SET TASK —
Take the material and output all of it exactly.

↓

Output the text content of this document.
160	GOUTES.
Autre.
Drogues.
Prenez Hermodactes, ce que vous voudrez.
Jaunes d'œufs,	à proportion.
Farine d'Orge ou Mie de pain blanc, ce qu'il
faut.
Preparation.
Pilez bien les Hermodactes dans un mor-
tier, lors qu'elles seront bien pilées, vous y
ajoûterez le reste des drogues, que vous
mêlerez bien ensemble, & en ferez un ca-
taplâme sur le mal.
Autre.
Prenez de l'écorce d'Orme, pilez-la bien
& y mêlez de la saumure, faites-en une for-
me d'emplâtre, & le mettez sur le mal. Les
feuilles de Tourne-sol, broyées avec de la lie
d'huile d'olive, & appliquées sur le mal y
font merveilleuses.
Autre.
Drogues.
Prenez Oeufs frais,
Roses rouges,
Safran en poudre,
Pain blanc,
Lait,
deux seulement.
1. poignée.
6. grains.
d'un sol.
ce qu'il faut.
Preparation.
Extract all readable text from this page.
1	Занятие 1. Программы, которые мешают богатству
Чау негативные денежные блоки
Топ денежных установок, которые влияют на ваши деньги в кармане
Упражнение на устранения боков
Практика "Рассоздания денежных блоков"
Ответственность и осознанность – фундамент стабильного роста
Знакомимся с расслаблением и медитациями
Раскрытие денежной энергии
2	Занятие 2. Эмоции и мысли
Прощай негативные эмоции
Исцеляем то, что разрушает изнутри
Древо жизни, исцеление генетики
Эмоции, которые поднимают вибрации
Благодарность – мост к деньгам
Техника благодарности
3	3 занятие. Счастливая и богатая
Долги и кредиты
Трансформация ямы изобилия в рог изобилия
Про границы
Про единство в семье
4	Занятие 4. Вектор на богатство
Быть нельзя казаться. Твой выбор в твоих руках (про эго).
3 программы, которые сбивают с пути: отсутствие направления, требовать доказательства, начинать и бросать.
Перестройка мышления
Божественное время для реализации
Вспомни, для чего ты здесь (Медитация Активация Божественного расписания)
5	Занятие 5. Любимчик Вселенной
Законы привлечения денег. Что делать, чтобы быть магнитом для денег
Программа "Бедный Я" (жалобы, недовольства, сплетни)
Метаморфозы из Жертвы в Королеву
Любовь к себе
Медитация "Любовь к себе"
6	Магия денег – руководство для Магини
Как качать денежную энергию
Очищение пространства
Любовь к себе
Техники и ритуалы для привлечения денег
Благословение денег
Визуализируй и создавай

↑

COMPLETED TASK —
Output the text content of this document.
160	GOUTES.
Autre.
Drogues.
Prenez Hermodactes, ce que vous voudrez.
Jaunes d'œufs,	à proportion.
Farine d'Orge ou Mie de pain blanc, ce qu'il
faut.
Preparation.
Pilez bien les Hermodactes dans un mor-
tier, lors qu'elles seront bien pilées, vous y
ajoûterez le reste des drogues, que vous
mêlerez bien ensemble, & en ferez un ca-
taplâme sur le mal.
Autre.
Prenez de l'écorce d'Orme, pilez-la bien
& y mêlez de la saumure, faites-en une for-
me d'emplâtre, & le mettez sur le mal. Les
feuilles de Tourne-sol, broyées avec de la lie
d'huile d'olive, & appliquées sur le mal y
font merveilleuses.
Autre.
Drogues.
Prenez Oeufs frais,
Roses rouges,
Safran en poudre,
Pain blanc,
Lait,
deux seulement.
1. poignée.
6. grains.
d'un sol.
ce qu'il faut.
Preparation.
Extract all readable text from this page.
1	Занятие 1. Программы, которые мешают богатству
Чау негативные денежные блоки
Топ денежных установок, которые влияют на ваши деньги в кармане
Упражнение на устранения боков
Практика "Рассоздания денежных блоков"
Ответственность и осознанность – фундамент стабильного роста
Знакомимся с расслаблением и медитациями
Раскрытие денежной энергии
2	Занятие 2. Эмоции и мысли
Прощай негативные эмоции
Исцеляем то, что разрушает изнутри
Древо жизни, исцеление генетики
Эмоции, которые поднимают вибрации
Благодарность – мост к деньгам
Техника благодарности
3	3 занятие. Счастливая и богатая
Долги и кредиты
Трансформация ямы изобилия в рог изобилия
Про границы
Про единство в семье
4	Занятие 4. Вектор на богатство
Быть нельзя казаться. Твой выбор в твоих руках (про эго).
3 программы, которые сбивают с пути: отсутствие направления, требовать доказательства, начинать и бросать.
Перестройка мышления
Божественное время для реализации
Вспомни, для чего ты здесь (Медитация Активация Божественного расписания)
5	Занятие 5. Любимчик Вселенной
Законы привлечения денег. Что делать, чтобы быть магнитом для денег
Программа "Бедный Я" (жалобы, недовольства, сплетни)
Метаморфозы из Жертвы в Королеву
Любовь к себе
Медитация "Любовь к себе"
6	Магия денег – руководство для Магини
Как качать денежную энергию
Очищение пространства
Любовь к себе
Техники и ритуалы для привлечения денег
Благословение денег
Визуализируй и создавай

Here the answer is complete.